● AIM
Within the material below, find each line bearing the word "label" and present it.
══ DATA TO USE
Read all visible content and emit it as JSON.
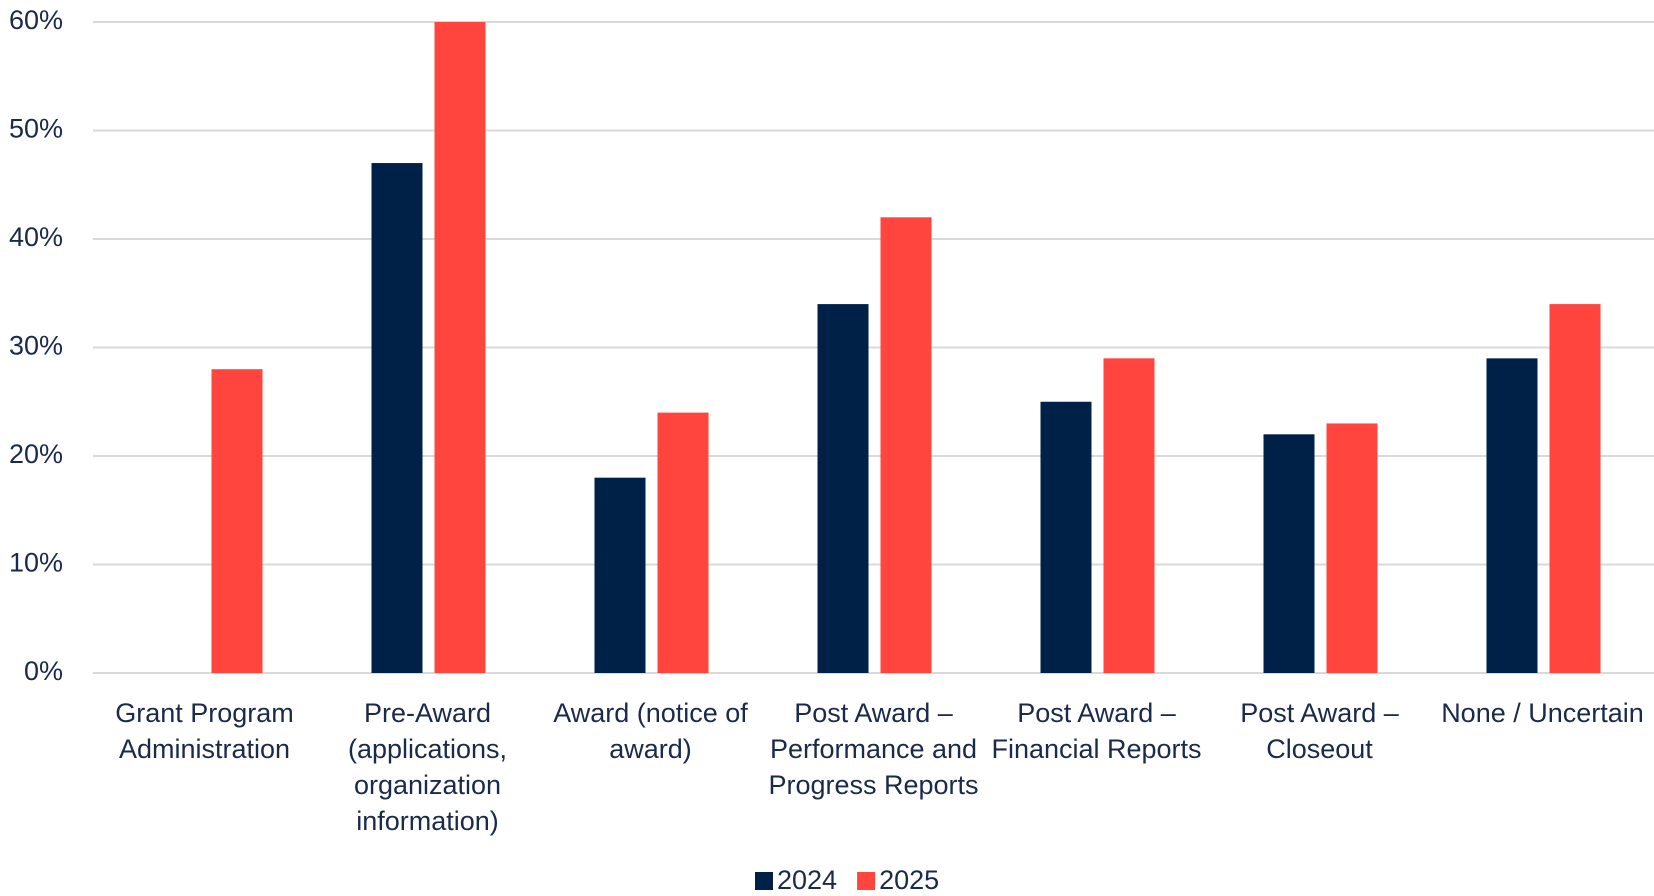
{
  "chart_data": {
    "type": "bar",
    "categories": [
      "Grant Program Administration",
      "Pre-Award (applications, organization information)",
      "Award (notice of award)",
      "Post Award – Performance and Progress Reports",
      "Post Award – Financial Reports",
      "Post Award – Closeout",
      "None / Uncertain"
    ],
    "series": [
      {
        "name": "2024",
        "color": "#002147",
        "values": [
          null,
          47,
          18,
          34,
          25,
          22,
          29
        ]
      },
      {
        "name": "2025",
        "color": "#ff453d",
        "values": [
          28,
          60,
          24,
          42,
          29,
          23,
          34
        ]
      }
    ],
    "ylim": [
      0,
      60
    ],
    "yticks": [
      {
        "value": 0,
        "label": "0%"
      },
      {
        "value": 10,
        "label": "10%"
      },
      {
        "value": 20,
        "label": "20%"
      },
      {
        "value": 30,
        "label": "30%"
      },
      {
        "value": 40,
        "label": "40%"
      },
      {
        "value": 50,
        "label": "50%"
      },
      {
        "value": 60,
        "label": "60%"
      }
    ],
    "grid": true,
    "legend": "bottom"
  }
}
════
● EXERCISE OUTPUT
        "label": "0%"
        "label": "10%"
        "label": "20%"
        "label": "30%"
        "label": "40%"
        "label": "50%"
        "label": "60%"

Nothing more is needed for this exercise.